### Document
Bush just said that Iraq had nothing to do with 9/11. But he made a number of statements in the past conflating Iraq with 9/11, and Cheney flat-out said they were related. Unfortunately, much of the public believes, or believed, that Iraq was behind 9/11.

END OF QUOTE

that is not true. that is a lie. I defy Advocate to prove what he? She?is saying.

As usual, Advocate just writes any old garbage at all and never posts evidence!


The impact of Bush linking 9/11 and Iraq
American attitudes about a connection have changed, firming up the case for war.

By Linda Feldmann | Staff writer of The Christian Science Monitor

WASHINGTON - In his prime-time press conference last week, which focused almost solely on Iraq, President Bush mentioned Sept. 11 eight times. He referred to Saddam Hussein many more times than that, often in the same breath with Sept. 11.
Bush never pinned blame for the attacks directly on the Iraqi president. Still, the overall effect was to reinforce an impression that persists among much of the American public: that the Iraqi dictator did play a direct role in the attacks. A New York Times/CBS poll this week shows that 45 percent of Americans believe Mr. Hussein was "personally involved" in Sept. 11, about the same figure as a month ago.

### Entries provided
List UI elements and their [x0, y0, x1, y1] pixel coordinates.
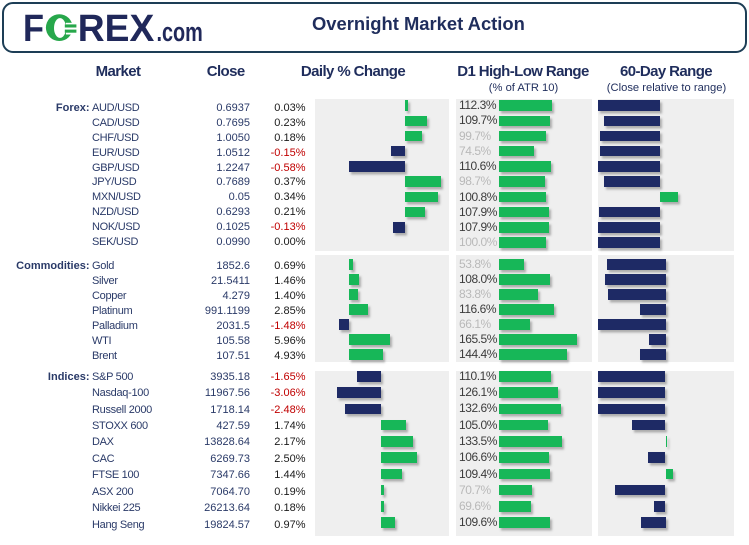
svg-text:.com: .com [157, 17, 203, 47]
svg-text:F: F [23, 8, 44, 50]
svg-text:REX: REX [78, 8, 155, 50]
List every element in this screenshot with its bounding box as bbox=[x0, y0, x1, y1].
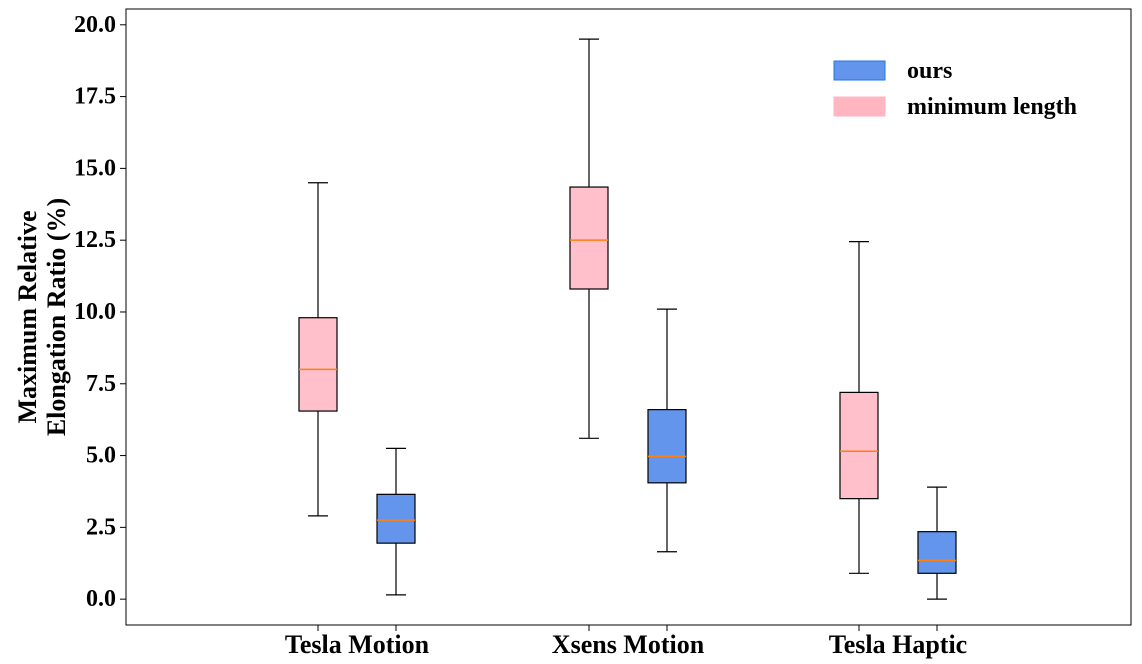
iqr-box bbox=[569, 186, 609, 290]
box-plot-series bbox=[298, 38, 957, 631]
y-tick-label: 2.5 bbox=[86, 514, 116, 540]
y-axis-ticks: 0.0 2.5 5.0 7.5 10.0 12.5 15.0 17.5 20.0 bbox=[74, 12, 126, 612]
y-tick-label: 5.0 bbox=[86, 443, 116, 469]
iqr-box bbox=[917, 531, 957, 574]
y-axis-title-line-1: Maximum Relative bbox=[13, 210, 42, 423]
box-minimum-length-2 bbox=[839, 241, 879, 631]
y-axis-label: Maximum Relative Elongation Ratio (%) bbox=[13, 198, 71, 436]
legend-swatch bbox=[833, 60, 886, 81]
y-axis-title-line-2: Elongation Ratio (%) bbox=[42, 198, 71, 436]
plot-frame bbox=[125, 8, 1132, 626]
box-ours-2 bbox=[917, 486, 957, 631]
x-category-label: Tesla Motion bbox=[285, 630, 430, 659]
iqr-box bbox=[298, 317, 338, 412]
y-tick-label: 12.5 bbox=[74, 227, 116, 253]
y-tick-label: 17.5 bbox=[74, 84, 116, 110]
box-ours-1 bbox=[647, 308, 687, 631]
legend-swatch bbox=[833, 96, 886, 117]
y-tick-label: 20.0 bbox=[74, 12, 116, 38]
legend: ours minimum length bbox=[833, 58, 1077, 120]
box-minimum-length-0 bbox=[298, 182, 338, 631]
x-axis-categories: Tesla Motion Xsens Motion Tesla Haptic bbox=[285, 630, 967, 659]
y-tick-label: 15.0 bbox=[74, 155, 116, 181]
box-minimum-length-1 bbox=[569, 38, 609, 631]
legend-label: ours bbox=[907, 58, 952, 84]
iqr-box bbox=[839, 391, 879, 500]
box-ours-0 bbox=[376, 447, 416, 631]
y-tick-label: 0.0 bbox=[86, 586, 116, 612]
legend-label: minimum length bbox=[907, 94, 1077, 120]
x-category-label: Tesla Haptic bbox=[829, 630, 967, 659]
iqr-box bbox=[376, 493, 416, 544]
y-tick-label: 10.0 bbox=[74, 299, 116, 325]
y-tick-label: 7.5 bbox=[86, 371, 116, 397]
x-category-label: Xsens Motion bbox=[552, 630, 705, 659]
iqr-box bbox=[647, 409, 687, 484]
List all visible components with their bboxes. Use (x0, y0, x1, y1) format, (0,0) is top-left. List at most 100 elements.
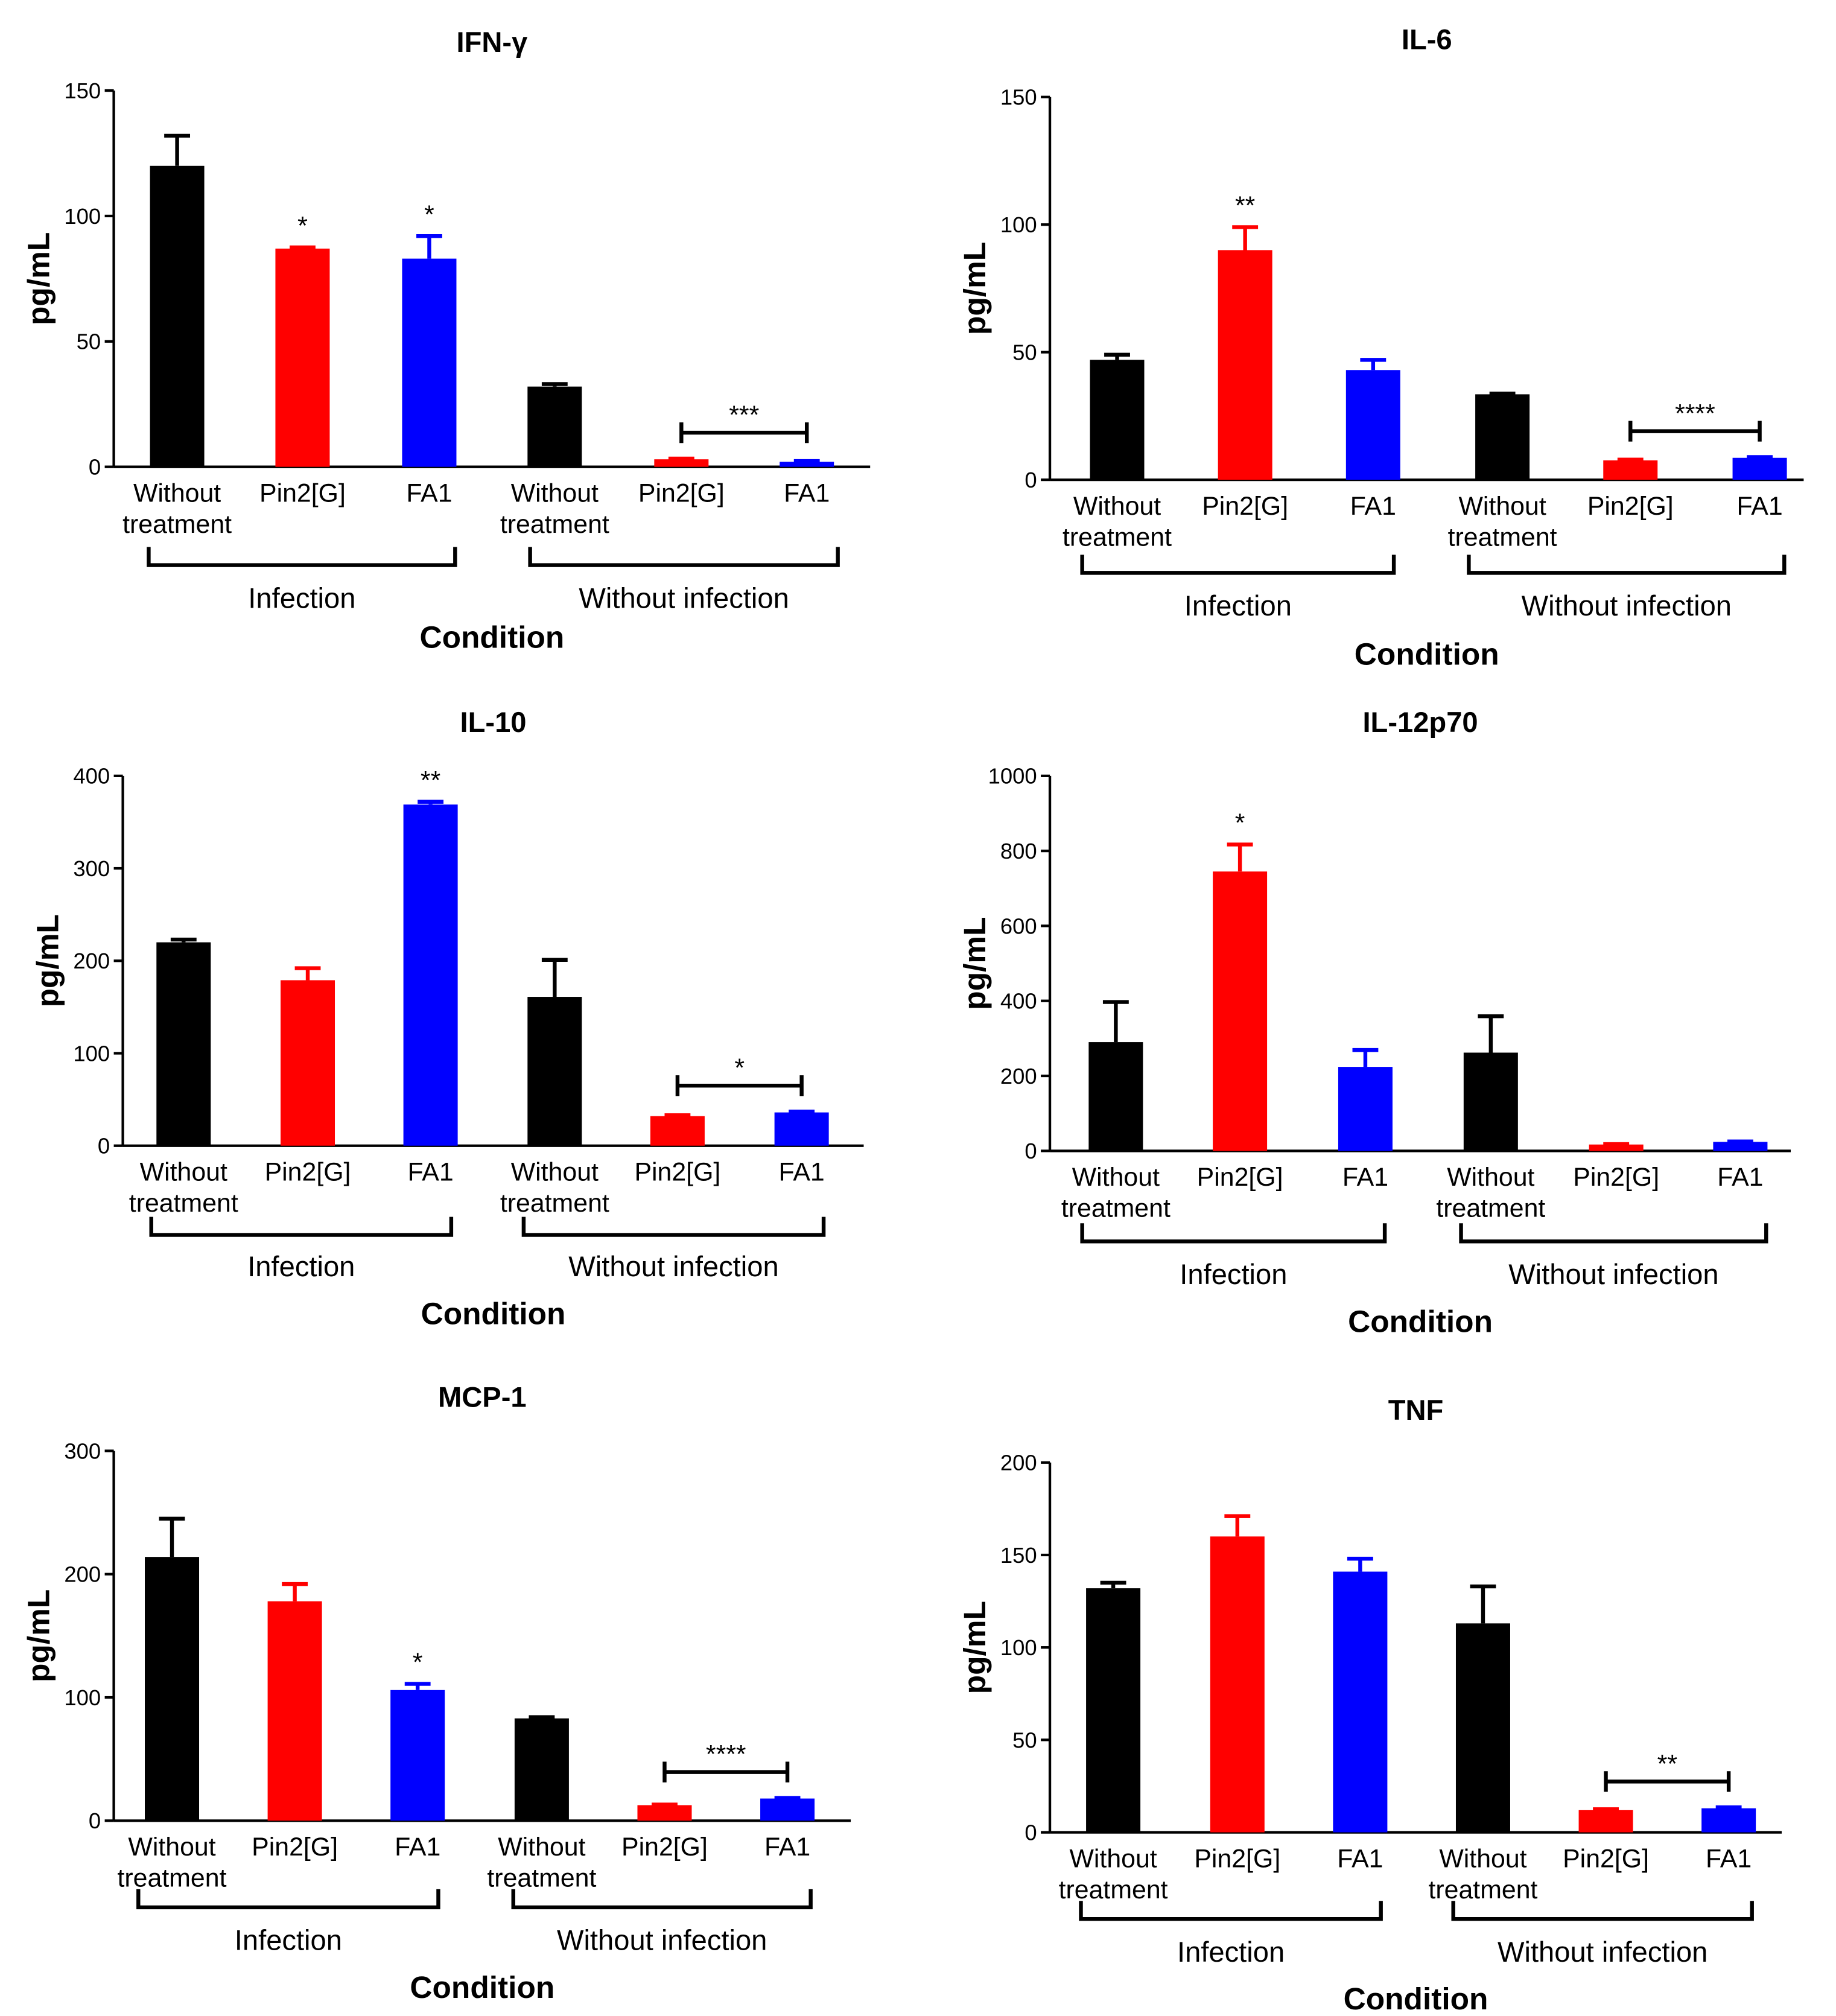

### Problems to solve
(A) Write out the stretch of the records from their start through the line containing "List every element", leaving the pictures out.
(B) Continue the text on Bush linking Iraq and Sept. 11 from where it stops.

### Results of the tasks
(A)
List UI elements and their [x0, y0, x1, y1] pixel coordinates.
svg-text:.com: .com [157, 17, 203, 47]
svg-text:F: F [23, 8, 44, 50]
svg-text:REX: REX [78, 8, 155, 50]
List every element in this screenshot with its bounding box as bbox=[x0, y0, x1, y1].

(B)
What an idiot Linda Feldmann makes herself out to be. It's obvious she has an axe ti grind and is incapable of simple reporting without her own, slanted editorial spin.

We invaded Iraq because of 9/11

What does that mean to you? If you are a scum-sucking, knee-jerking, yellow-bellied liberal, then that means you believe that statement somehow means Iraq was behind 9/11 or somehow involved.

If you are none of the qualities listed above, you realize that 9/11 and Iraq can be mentioned in the same sentance with having a causal relationship.

We did invade Iraq because of 9/11. We wish never to see and event like that on American soil again. To prevent that, we have decided to preemptively strike at those that threaten us the most through terrorist relationships, support and arming.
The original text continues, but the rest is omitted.